### Task description
Wherever "title" appears in a line, copy that line.

*****

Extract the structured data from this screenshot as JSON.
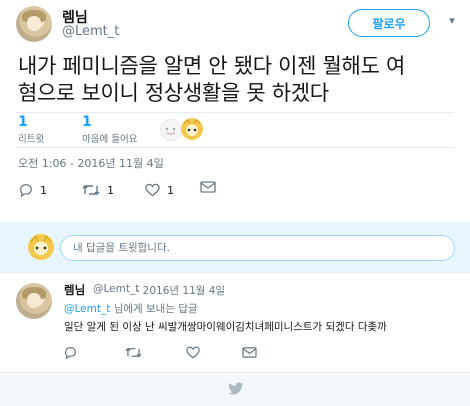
{
  "tweet": {
    "author_name": "렘님",
    "author_handle": "@Lemt_t",
    "follow_label": "팔로우",
    "text_line1": "내가 페미니즘을 알면 안 됐다 이젠 뭘해도 여",
    "text_line2": "혐으로 보이니 정상생활을 못 하겠다",
    "retweets_count": "1",
    "retweets_label": "리트윗",
    "likes_count": "1",
    "likes_label": "마음에 들어요",
    "timestamp": "오전 1:06 - 2016년 11월 4일",
    "reply_count": "1",
    "retweet_action_count": "1",
    "like_action_count": "1"
  },
  "reply_box": {
    "placeholder": "내 답글을 트윗합니다."
  },
  "reply": {
    "author_name": "렘님",
    "author_handle": "@Lemt_t",
    "date": "· 2016년 11월 4일",
    "to_mention": "@Lemt_t",
    "to_suffix": "님에게 보내는 답글",
    "text": "일단 알게 된 이상 난 씨발개쌍마이웨이김치녀페미니스트가 되겠다 다좆까"
  },
  "colors": {
    "accent": "#1da1f2",
    "muted": "#657786",
    "reply_bg": "#e8f5fd"
  }
}
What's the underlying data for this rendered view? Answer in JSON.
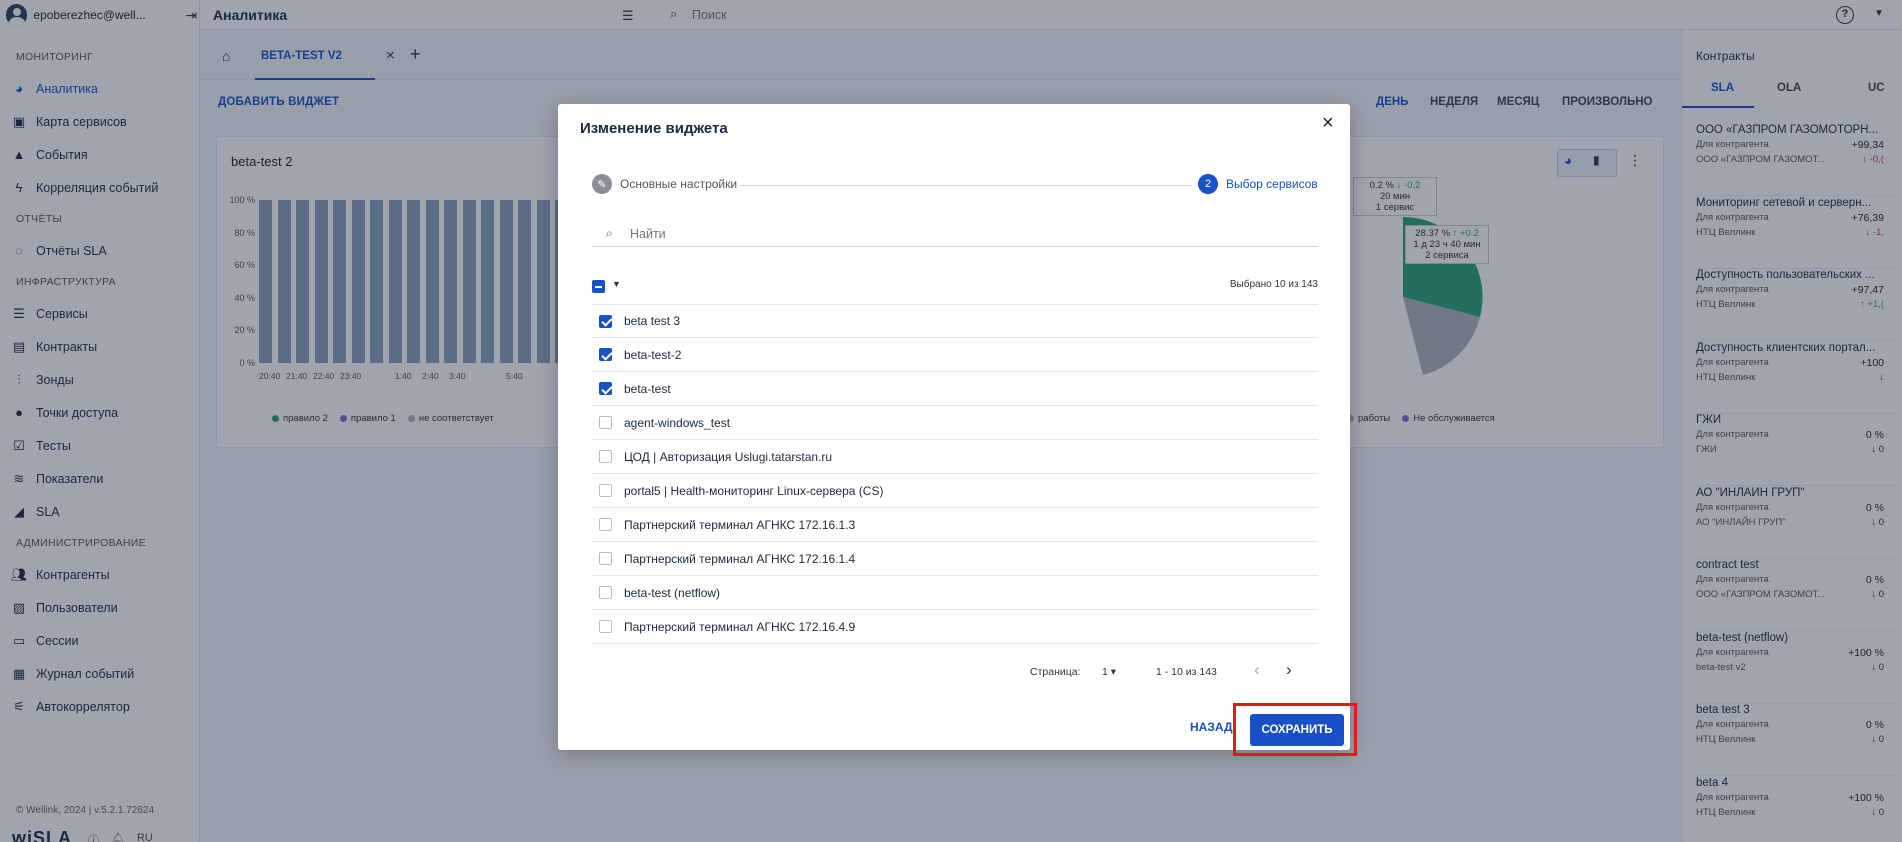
{
  "sidebar": {
    "user": "epoberezhec@well...",
    "sections": [
      {
        "title": "МОНИТОРИНГ",
        "items": [
          {
            "label": "Аналитика",
            "icon": "pie-chart-icon",
            "active": true
          },
          {
            "label": "Карта сервисов",
            "icon": "map-icon"
          },
          {
            "label": "События",
            "icon": "warning-icon"
          },
          {
            "label": "Корреляция событий",
            "icon": "bolt-icon"
          }
        ]
      },
      {
        "title": "ОТЧЁТЫ",
        "items": [
          {
            "label": "Отчёты SLA",
            "icon": "circle-arrows-icon"
          }
        ]
      },
      {
        "title": "ИНФРАСТРУКТУРА",
        "items": [
          {
            "label": "Сервисы",
            "icon": "list-icon"
          },
          {
            "label": "Контракты",
            "icon": "document-icon"
          },
          {
            "label": "Зонды",
            "icon": "waveform-icon"
          },
          {
            "label": "Точки доступа",
            "icon": "circle-icon"
          },
          {
            "label": "Тесты",
            "icon": "checklist-icon"
          },
          {
            "label": "Показатели",
            "icon": "sliders-icon"
          },
          {
            "label": "SLA",
            "icon": "signal-icon"
          }
        ]
      },
      {
        "title": "АДМИНИСТРИРОВАНИЕ",
        "items": [
          {
            "label": "Контрагенты",
            "icon": "people-icon"
          },
          {
            "label": "Пользователи",
            "icon": "user-card-icon"
          },
          {
            "label": "Сессии",
            "icon": "window-icon"
          },
          {
            "label": "Журнал событий",
            "icon": "calendar-icon"
          },
          {
            "label": "Автокоррелятор",
            "icon": "tune-icon"
          }
        ]
      }
    ],
    "footer": "© Wellink, 2024 | v.5.2.1.72624",
    "brand": "wiSLA",
    "lang": "RU"
  },
  "topbar": {
    "title": "Аналитика",
    "search_placeholder": "Поиск"
  },
  "tabs": {
    "active_tab": "BETA-TEST V2",
    "add_widget": "ДОБАВИТЬ ВИДЖЕТ",
    "periods": [
      "ДЕНЬ",
      "НЕДЕЛЯ",
      "МЕСЯЦ",
      "ПРОИЗВОЛЬНО"
    ]
  },
  "widget": {
    "title": "beta-test 2",
    "yticks": [
      "100 %",
      "80 %",
      "60 %",
      "40 %",
      "20 %",
      "0 %"
    ],
    "xticks": [
      "20:40",
      "21:40",
      "22:40",
      "23:40",
      "1:40",
      "2:40",
      "3:40",
      "5:40"
    ],
    "legend": [
      {
        "label": "правило 2",
        "color": "#2aa37a"
      },
      {
        "label": "правило 1",
        "color": "#7b6fd6"
      },
      {
        "label": "не соответствует",
        "color": "#b0b4ba"
      }
    ]
  },
  "widget2": {
    "label1": {
      "pct": "0.2 %",
      "delta": "↓ -0.2",
      "time": "20 мин",
      "services": "1 сервис"
    },
    "label2": {
      "pct": "28.37 %",
      "delta": "↑ +0.2",
      "time": "1 д 23 ч 40 мин",
      "services": "2 сервиса"
    },
    "legend": [
      {
        "label": "работы",
        "color": "#b0b4ba"
      },
      {
        "label": "Не обслуживается",
        "color": "#7b6fd6"
      }
    ]
  },
  "right_panel": {
    "title": "Контракты",
    "tabs": [
      "SLA",
      "OLA",
      "UC"
    ],
    "items": [
      {
        "name": "ООО «ГАЗПРОМ ГАЗОМОТОРН...",
        "sub1": "Для контрагента",
        "val": "+99,34",
        "sub2": "ООО «ГАЗПРОМ ГАЗОМОТ...",
        "delta": "↓ -0,("
      },
      {
        "name": "Мониторинг сетевой и серверн...",
        "sub1": "Для контрагента",
        "val": "+76,39",
        "sub2": "НТЦ Веллинк",
        "delta": "↓ -1,"
      },
      {
        "name": "Доступность пользовательских ...",
        "sub1": "Для контрагента",
        "val": "+97,47",
        "sub2": "НТЦ Веллинк",
        "delta": "↑ +1,("
      },
      {
        "name": "Доступность клиентских портал...",
        "sub1": "Для контрагента",
        "val": "+100",
        "sub2": "НТЦ Веллинк",
        "delta": "↓"
      },
      {
        "name": "ГЖИ",
        "sub1": "Для контрагента",
        "val": "0 %",
        "sub2": "ГЖИ",
        "delta": "↓ 0"
      },
      {
        "name": "АО \"ИНЛАЙН ГРУП\"",
        "sub1": "Для контрагента",
        "val": "0 %",
        "sub2": "АО \"ИНЛАЙН ГРУП\"",
        "delta": "↓ 0"
      },
      {
        "name": "contract test",
        "sub1": "Для контрагента",
        "val": "0 %",
        "sub2": "ООО «ГАЗПРОМ ГАЗОМОТ...",
        "delta": "↓ 0"
      },
      {
        "name": "beta-test (netflow)",
        "sub1": "Для контрагента",
        "val": "+100 %",
        "sub2": "beta-test v2",
        "delta": "↓ 0"
      },
      {
        "name": "beta test 3",
        "sub1": "Для контрагента",
        "val": "0 %",
        "sub2": "НТЦ Веллинк",
        "delta": "↓ 0"
      },
      {
        "name": "beta 4",
        "sub1": "Для контрагента",
        "val": "+100 %",
        "sub2": "НТЦ Веллинк",
        "delta": "↓ 0"
      }
    ]
  },
  "modal": {
    "title": "Изменение виджета",
    "steps": [
      {
        "label": "Основные настройки",
        "num": "✎"
      },
      {
        "label": "Выбор сервисов",
        "num": "2"
      }
    ],
    "search_placeholder": "Найти",
    "selected_count": "Выбрано 10 из 143",
    "rows": [
      {
        "label": "beta test 3",
        "checked": true
      },
      {
        "label": "beta-test-2",
        "checked": true
      },
      {
        "label": "beta-test",
        "checked": true
      },
      {
        "label": "agent-windows_test",
        "checked": false
      },
      {
        "label": "ЦОД | Авторизация Uslugi.tatarstan.ru",
        "checked": false
      },
      {
        "label": "portal5 | Health-мониторинг Linux-сервера (CS)",
        "checked": false
      },
      {
        "label": "Партнерский терминал АГНКС 172.16.1.3",
        "checked": false
      },
      {
        "label": "Партнерский терминал АГНКС 172.16.1.4",
        "checked": false
      },
      {
        "label": "beta-test (netflow)",
        "checked": false
      },
      {
        "label": "Партнерский терминал АГНКС 172.16.4.9",
        "checked": false
      }
    ],
    "pager": {
      "label": "Страница:",
      "page": "1",
      "range": "1 - 10 из 143"
    },
    "back_label": "НАЗАД",
    "save_label": "СОХРАНИТЬ"
  }
}
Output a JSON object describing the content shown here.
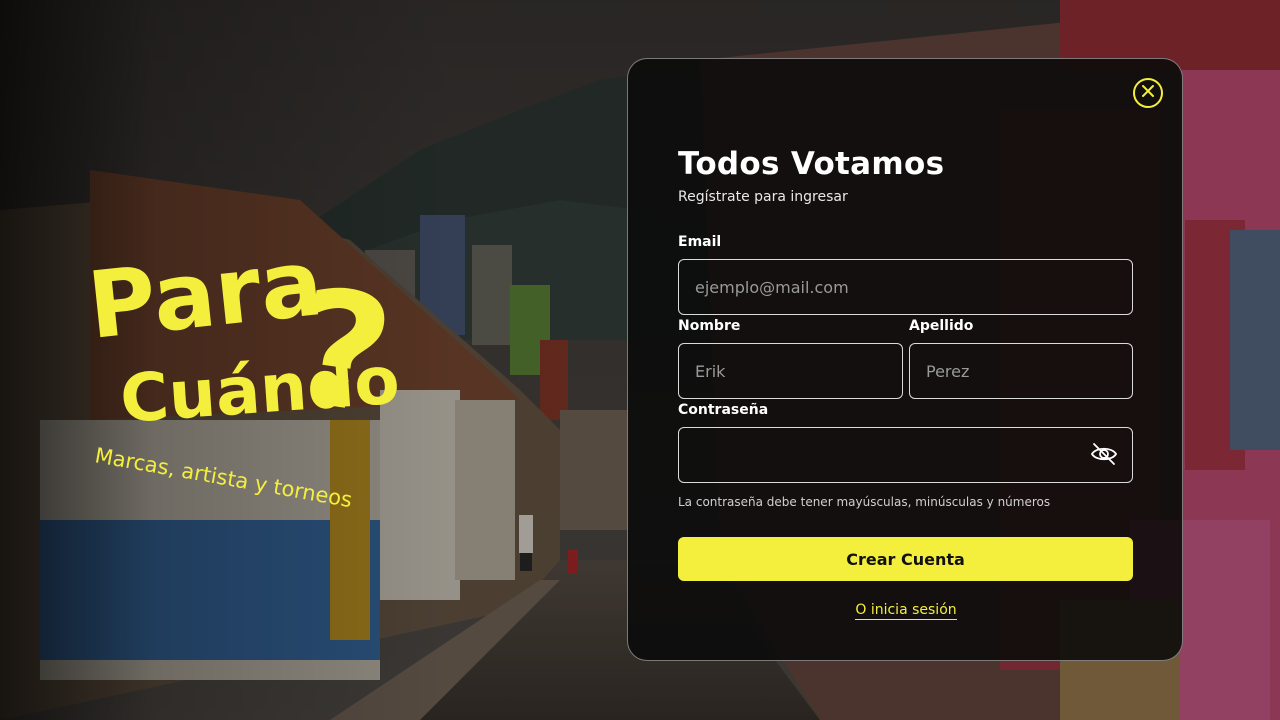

*****

### Answer to the task
        "title": "МОНИТОРИНГ",
        "title": "ОТЧЁТЫ",
        "title": "ИНФРАСТРУКТУРА",
        "title": "АДМИНИСТРИРОВАНИЕ",
    "title": "Аналитика",
    "title": "beta-test 2",
    "title": "Контракты",
    "title": "Изменение виджета",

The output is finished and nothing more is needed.